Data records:
════
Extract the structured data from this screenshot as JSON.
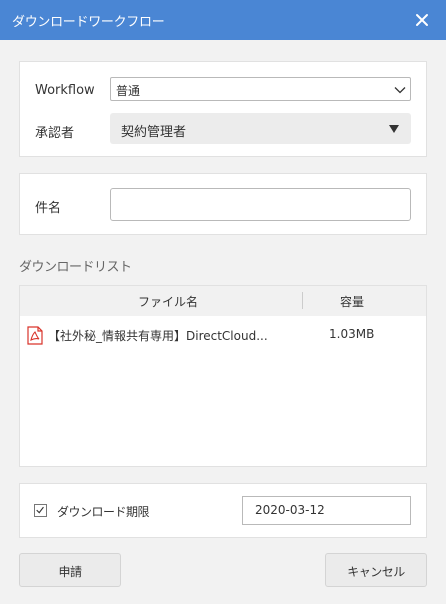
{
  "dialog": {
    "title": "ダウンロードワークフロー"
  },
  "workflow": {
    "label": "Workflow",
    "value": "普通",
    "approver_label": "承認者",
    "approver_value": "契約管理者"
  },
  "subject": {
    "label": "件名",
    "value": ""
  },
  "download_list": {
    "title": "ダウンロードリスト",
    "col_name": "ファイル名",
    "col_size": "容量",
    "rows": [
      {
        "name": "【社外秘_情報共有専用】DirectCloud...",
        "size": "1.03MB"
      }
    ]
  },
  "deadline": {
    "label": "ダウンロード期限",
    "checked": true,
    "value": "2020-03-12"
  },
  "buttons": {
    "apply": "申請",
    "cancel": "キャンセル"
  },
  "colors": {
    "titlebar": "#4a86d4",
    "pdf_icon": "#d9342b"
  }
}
════
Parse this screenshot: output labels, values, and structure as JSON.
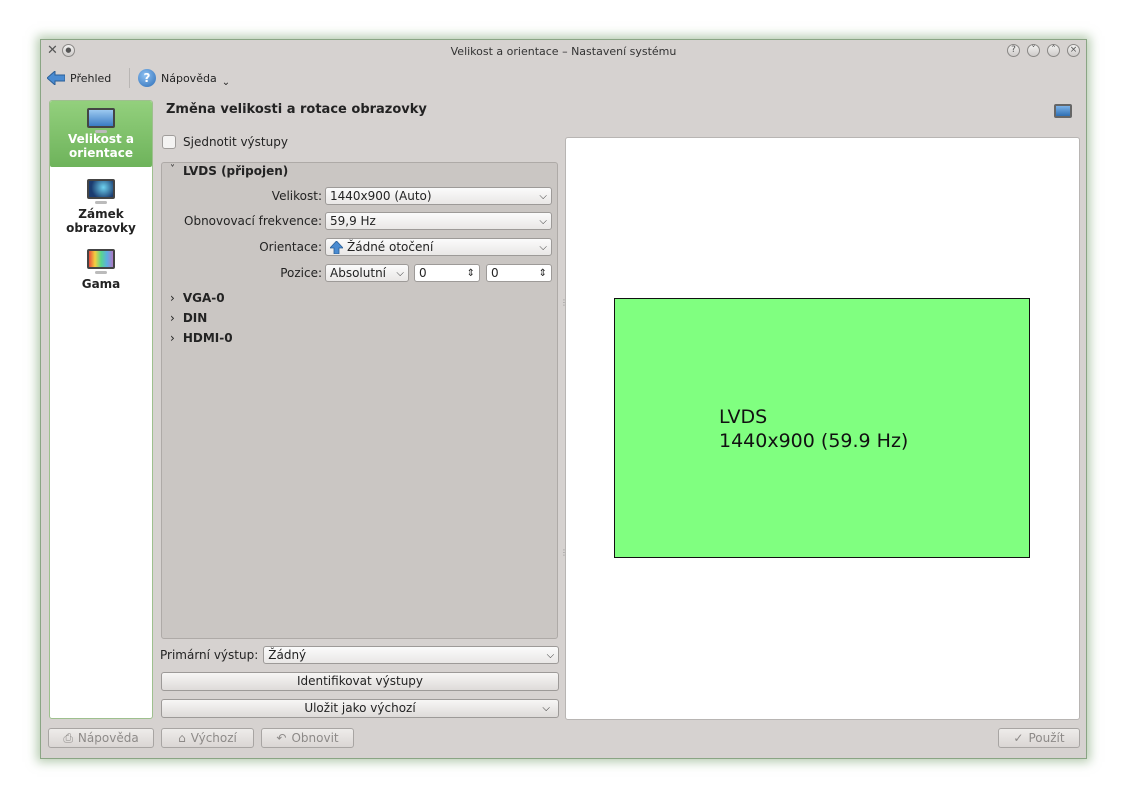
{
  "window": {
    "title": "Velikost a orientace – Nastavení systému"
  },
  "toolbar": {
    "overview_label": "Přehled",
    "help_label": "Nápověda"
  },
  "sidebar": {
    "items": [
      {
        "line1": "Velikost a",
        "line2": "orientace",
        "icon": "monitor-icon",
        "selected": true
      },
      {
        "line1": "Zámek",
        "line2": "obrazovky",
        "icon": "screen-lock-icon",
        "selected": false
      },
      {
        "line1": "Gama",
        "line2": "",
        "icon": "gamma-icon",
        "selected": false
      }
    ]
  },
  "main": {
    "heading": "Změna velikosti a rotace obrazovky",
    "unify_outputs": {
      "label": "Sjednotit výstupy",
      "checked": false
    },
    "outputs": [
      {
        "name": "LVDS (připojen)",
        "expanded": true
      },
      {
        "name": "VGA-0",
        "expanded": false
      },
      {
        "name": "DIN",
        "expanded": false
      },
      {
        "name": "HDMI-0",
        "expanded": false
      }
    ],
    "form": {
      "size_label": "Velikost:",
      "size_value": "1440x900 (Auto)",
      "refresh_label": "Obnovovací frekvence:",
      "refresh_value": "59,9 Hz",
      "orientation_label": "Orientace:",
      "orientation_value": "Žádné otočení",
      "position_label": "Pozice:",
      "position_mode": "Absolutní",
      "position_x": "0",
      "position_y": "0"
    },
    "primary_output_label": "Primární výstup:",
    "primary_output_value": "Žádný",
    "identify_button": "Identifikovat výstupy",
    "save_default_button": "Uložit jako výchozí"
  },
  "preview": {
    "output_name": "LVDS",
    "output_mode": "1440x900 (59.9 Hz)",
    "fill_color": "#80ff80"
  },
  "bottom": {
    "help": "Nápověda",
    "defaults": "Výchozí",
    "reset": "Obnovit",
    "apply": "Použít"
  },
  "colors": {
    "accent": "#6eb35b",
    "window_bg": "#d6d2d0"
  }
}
════
-- What is asked --
List every line above containing the word "LVDS".

-- Solution below --
        "name": "LVDS (připojen)",
    "output_name": "LVDS",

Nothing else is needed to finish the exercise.